- WHAT TO PRODUCE
Reproduce all entries word for word.

[Recorded data]
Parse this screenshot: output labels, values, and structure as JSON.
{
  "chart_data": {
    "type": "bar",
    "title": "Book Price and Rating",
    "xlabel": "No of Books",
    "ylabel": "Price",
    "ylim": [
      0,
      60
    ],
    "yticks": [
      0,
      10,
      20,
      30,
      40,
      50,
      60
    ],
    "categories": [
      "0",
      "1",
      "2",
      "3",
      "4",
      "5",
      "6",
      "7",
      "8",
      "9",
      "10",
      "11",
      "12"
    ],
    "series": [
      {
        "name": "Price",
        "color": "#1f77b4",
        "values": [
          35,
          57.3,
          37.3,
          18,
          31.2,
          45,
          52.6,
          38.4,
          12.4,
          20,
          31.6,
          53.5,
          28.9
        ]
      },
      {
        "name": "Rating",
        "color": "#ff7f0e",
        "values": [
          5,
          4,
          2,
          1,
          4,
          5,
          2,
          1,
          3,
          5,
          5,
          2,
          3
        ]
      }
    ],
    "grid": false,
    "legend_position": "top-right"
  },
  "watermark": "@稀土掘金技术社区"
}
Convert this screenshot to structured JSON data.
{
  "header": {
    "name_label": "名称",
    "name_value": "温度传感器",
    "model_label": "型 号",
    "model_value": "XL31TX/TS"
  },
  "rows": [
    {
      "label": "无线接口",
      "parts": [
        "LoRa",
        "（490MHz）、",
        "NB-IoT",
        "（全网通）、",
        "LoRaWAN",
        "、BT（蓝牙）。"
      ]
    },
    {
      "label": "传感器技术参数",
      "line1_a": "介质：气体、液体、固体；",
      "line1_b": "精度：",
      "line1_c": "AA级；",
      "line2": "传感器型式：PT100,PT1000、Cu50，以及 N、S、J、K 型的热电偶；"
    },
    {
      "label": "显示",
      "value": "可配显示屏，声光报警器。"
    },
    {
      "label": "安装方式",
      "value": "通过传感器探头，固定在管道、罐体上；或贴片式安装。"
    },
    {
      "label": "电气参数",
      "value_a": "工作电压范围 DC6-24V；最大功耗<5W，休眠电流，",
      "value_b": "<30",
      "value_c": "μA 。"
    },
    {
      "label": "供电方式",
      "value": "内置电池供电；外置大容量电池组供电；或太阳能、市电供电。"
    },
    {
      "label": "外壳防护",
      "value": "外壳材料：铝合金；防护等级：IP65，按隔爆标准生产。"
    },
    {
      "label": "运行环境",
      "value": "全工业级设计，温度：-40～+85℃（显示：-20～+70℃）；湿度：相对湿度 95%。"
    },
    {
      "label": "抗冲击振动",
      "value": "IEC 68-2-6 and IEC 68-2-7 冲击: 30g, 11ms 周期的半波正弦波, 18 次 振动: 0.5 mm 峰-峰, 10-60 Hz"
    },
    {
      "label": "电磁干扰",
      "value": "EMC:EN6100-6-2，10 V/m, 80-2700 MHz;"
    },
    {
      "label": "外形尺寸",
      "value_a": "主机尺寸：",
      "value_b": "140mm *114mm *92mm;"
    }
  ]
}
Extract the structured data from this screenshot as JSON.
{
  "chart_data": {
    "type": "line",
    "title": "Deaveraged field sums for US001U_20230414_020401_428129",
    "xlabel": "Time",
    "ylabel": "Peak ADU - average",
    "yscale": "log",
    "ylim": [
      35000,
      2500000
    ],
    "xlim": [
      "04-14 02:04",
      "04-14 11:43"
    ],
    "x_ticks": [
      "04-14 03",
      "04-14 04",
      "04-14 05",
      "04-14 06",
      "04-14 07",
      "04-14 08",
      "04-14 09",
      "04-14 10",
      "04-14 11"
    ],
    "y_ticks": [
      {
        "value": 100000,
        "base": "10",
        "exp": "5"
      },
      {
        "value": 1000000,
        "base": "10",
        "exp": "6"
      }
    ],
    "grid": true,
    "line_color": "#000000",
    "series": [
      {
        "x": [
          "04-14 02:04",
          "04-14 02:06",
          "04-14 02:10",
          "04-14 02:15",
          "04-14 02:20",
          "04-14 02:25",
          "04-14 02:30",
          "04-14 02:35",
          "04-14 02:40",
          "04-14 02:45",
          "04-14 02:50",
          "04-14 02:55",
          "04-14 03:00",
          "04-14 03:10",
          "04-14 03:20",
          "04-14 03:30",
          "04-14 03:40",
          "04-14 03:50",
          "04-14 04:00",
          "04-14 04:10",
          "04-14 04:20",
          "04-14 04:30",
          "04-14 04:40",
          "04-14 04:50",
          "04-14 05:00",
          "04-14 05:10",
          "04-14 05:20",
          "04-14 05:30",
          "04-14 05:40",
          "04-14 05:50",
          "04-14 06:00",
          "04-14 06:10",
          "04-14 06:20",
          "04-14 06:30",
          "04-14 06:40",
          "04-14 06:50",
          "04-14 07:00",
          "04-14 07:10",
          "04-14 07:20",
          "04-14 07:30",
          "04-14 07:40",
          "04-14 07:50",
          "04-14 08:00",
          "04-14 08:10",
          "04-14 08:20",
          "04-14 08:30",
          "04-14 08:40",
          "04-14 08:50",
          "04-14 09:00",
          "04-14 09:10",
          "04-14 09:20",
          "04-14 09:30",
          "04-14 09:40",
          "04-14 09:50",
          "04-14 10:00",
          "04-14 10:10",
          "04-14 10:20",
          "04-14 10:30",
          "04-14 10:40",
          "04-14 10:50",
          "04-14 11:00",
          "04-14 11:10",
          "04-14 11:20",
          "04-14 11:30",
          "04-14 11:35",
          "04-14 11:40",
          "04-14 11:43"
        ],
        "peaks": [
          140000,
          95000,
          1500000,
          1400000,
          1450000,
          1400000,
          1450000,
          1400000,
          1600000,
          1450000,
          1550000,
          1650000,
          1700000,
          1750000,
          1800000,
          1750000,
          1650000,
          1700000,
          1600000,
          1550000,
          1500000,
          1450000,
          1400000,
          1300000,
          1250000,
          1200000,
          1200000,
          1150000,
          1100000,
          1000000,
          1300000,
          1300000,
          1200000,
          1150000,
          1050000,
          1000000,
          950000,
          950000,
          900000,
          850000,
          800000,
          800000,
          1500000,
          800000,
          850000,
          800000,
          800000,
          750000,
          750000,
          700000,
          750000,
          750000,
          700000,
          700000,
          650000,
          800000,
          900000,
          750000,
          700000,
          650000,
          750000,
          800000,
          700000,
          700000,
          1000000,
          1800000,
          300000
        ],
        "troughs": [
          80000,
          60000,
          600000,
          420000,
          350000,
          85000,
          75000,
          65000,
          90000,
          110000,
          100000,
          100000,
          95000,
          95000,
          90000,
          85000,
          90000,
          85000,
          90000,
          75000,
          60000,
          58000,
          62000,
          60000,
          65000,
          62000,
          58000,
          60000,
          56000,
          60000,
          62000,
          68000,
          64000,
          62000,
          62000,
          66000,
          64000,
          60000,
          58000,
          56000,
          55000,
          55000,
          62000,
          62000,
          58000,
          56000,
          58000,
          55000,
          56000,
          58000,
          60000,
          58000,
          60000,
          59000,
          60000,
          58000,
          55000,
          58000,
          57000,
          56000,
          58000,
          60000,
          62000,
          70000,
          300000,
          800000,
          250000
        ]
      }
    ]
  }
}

- EXERCISE ANSWER
Parse this screenshot: output labels, values, and structure as JSON.
{
  "chart_data": {
    "type": "bar",
    "title": "Book Price and Rating",
    "xlabel": "No of Books",
    "ylabel": "Price",
    "ylim": [
      0,
      60
    ],
    "yticks": [
      0,
      10,
      20,
      30,
      40,
      50,
      60
    ],
    "categories": [
      "0",
      "1",
      "2",
      "3",
      "4",
      "5",
      "6",
      "7",
      "8",
      "9",
      "10",
      "11",
      "12"
    ],
    "series": [
      {
        "name": "Price",
        "color": "#1f77b4",
        "values": [
          35,
          57.3,
          37.3,
          18,
          31.2,
          45,
          52.6,
          38.4,
          12.4,
          20,
          31.6,
          53.5,
          28.9
        ]
      },
      {
        "name": "Rating",
        "color": "#ff7f0e",
        "values": [
          5,
          4,
          2,
          1,
          4,
          5,
          2,
          1,
          3,
          5,
          5,
          2,
          3
        ]
      }
    ],
    "grid": false,
    "legend_position": "top-right"
  },
  "watermark": "@稀土掘金技术社区"
}
Convert this screenshot to structured JSON data.
{
  "header": {
    "name_label": "名称",
    "name_value": "温度传感器",
    "model_label": "型 号",
    "model_value": "XL31TX/TS"
  },
  "rows": [
    {
      "label": "无线接口",
      "parts": [
        "LoRa",
        "（490MHz）、",
        "NB-IoT",
        "（全网通）、",
        "LoRaWAN",
        "、BT（蓝牙）。"
      ]
    },
    {
      "label": "传感器技术参数",
      "line1_a": "介质：气体、液体、固体；",
      "line1_b": "精度：",
      "line1_c": "AA级；",
      "line2": "传感器型式：PT100,PT1000、Cu50，以及 N、S、J、K 型的热电偶；"
    },
    {
      "label": "显示",
      "value": "可配显示屏，声光报警器。"
    },
    {
      "label": "安装方式",
      "value": "通过传感器探头，固定在管道、罐体上；或贴片式安装。"
    },
    {
      "label": "电气参数",
      "value_a": "工作电压范围 DC6-24V；最大功耗<5W，休眠电流，",
      "value_b": "<30",
      "value_c": "μA 。"
    },
    {
      "label": "供电方式",
      "value": "内置电池供电；外置大容量电池组供电；或太阳能、市电供电。"
    },
    {
      "label": "外壳防护",
      "value": "外壳材料：铝合金；防护等级：IP65，按隔爆标准生产。"
    },
    {
      "label": "运行环境",
      "value": "全工业级设计，温度：-40～+85℃（显示：-20～+70℃）；湿度：相对湿度 95%。"
    },
    {
      "label": "抗冲击振动",
      "value": "IEC 68-2-6 and IEC 68-2-7 冲击: 30g, 11ms 周期的半波正弦波, 18 次 振动: 0.5 mm 峰-峰, 10-60 Hz"
    },
    {
      "label": "电磁干扰",
      "value": "EMC:EN6100-6-2，10 V/m, 80-2700 MHz;"
    },
    {
      "label": "外形尺寸",
      "value_a": "主机尺寸：",
      "value_b": "140mm *114mm *92mm;"
    }
  ]
}
Extract the structured data from this screenshot as JSON.
{
  "chart_data": {
    "type": "line",
    "title": "Deaveraged field sums for US001U_20230414_020401_428129",
    "xlabel": "Time",
    "ylabel": "Peak ADU - average",
    "yscale": "log",
    "ylim": [
      35000,
      2500000
    ],
    "xlim": [
      "04-14 02:04",
      "04-14 11:43"
    ],
    "x_ticks": [
      "04-14 03",
      "04-14 04",
      "04-14 05",
      "04-14 06",
      "04-14 07",
      "04-14 08",
      "04-14 09",
      "04-14 10",
      "04-14 11"
    ],
    "y_ticks": [
      {
        "value": 100000,
        "base": "10",
        "exp": "5"
      },
      {
        "value": 1000000,
        "base": "10",
        "exp": "6"
      }
    ],
    "grid": true,
    "line_color": "#000000",
    "series": [
      {
        "x": [
          "04-14 02:04",
          "04-14 02:06",
          "04-14 02:10",
          "04-14 02:15",
          "04-14 02:20",
          "04-14 02:25",
          "04-14 02:30",
          "04-14 02:35",
          "04-14 02:40",
          "04-14 02:45",
          "04-14 02:50",
          "04-14 02:55",
          "04-14 03:00",
          "04-14 03:10",
          "04-14 03:20",
          "04-14 03:30",
          "04-14 03:40",
          "04-14 03:50",
          "04-14 04:00",
          "04-14 04:10",
          "04-14 04:20",
          "04-14 04:30",
          "04-14 04:40",
          "04-14 04:50",
          "04-14 05:00",
          "04-14 05:10",
          "04-14 05:20",
          "04-14 05:30",
          "04-14 05:40",
          "04-14 05:50",
          "04-14 06:00",
          "04-14 06:10",
          "04-14 06:20",
          "04-14 06:30",
          "04-14 06:40",
          "04-14 06:50",
          "04-14 07:00",
          "04-14 07:10",
          "04-14 07:20",
          "04-14 07:30",
          "04-14 07:40",
          "04-14 07:50",
          "04-14 08:00",
          "04-14 08:10",
          "04-14 08:20",
          "04-14 08:30",
          "04-14 08:40",
          "04-14 08:50",
          "04-14 09:00",
          "04-14 09:10",
          "04-14 09:20",
          "04-14 09:30",
          "04-14 09:40",
          "04-14 09:50",
          "04-14 10:00",
          "04-14 10:10",
          "04-14 10:20",
          "04-14 10:30",
          "04-14 10:40",
          "04-14 10:50",
          "04-14 11:00",
          "04-14 11:10",
          "04-14 11:20",
          "04-14 11:30",
          "04-14 11:35",
          "04-14 11:40",
          "04-14 11:43"
        ],
        "peaks": [
          140000,
          95000,
          1500000,
          1400000,
          1450000,
          1400000,
          1450000,
          1400000,
          1600000,
          1450000,
          1550000,
          1650000,
          1700000,
          1750000,
          1800000,
          1750000,
          1650000,
          1700000,
          1600000,
          1550000,
          1500000,
          1450000,
          1400000,
          1300000,
          1250000,
          1200000,
          1200000,
          1150000,
          1100000,
          1000000,
          1300000,
          1300000,
          1200000,
          1150000,
          1050000,
          1000000,
          950000,
          950000,
          900000,
          850000,
          800000,
          800000,
          1500000,
          800000,
          850000,
          800000,
          800000,
          750000,
          750000,
          700000,
          750000,
          750000,
          700000,
          700000,
          650000,
          800000,
          900000,
          750000,
          700000,
          650000,
          750000,
          800000,
          700000,
          700000,
          1000000,
          1800000,
          300000
        ],
        "troughs": [
          80000,
          60000,
          600000,
          420000,
          350000,
          85000,
          75000,
          65000,
          90000,
          110000,
          100000,
          100000,
          95000,
          95000,
          90000,
          85000,
          90000,
          85000,
          90000,
          75000,
          60000,
          58000,
          62000,
          60000,
          65000,
          62000,
          58000,
          60000,
          56000,
          60000,
          62000,
          68000,
          64000,
          62000,
          62000,
          66000,
          64000,
          60000,
          58000,
          56000,
          55000,
          55000,
          62000,
          62000,
          58000,
          56000,
          58000,
          55000,
          56000,
          58000,
          60000,
          58000,
          60000,
          59000,
          60000,
          58000,
          55000,
          58000,
          57000,
          56000,
          58000,
          60000,
          62000,
          70000,
          300000,
          800000,
          250000
        ]
      }
    ]
  }
}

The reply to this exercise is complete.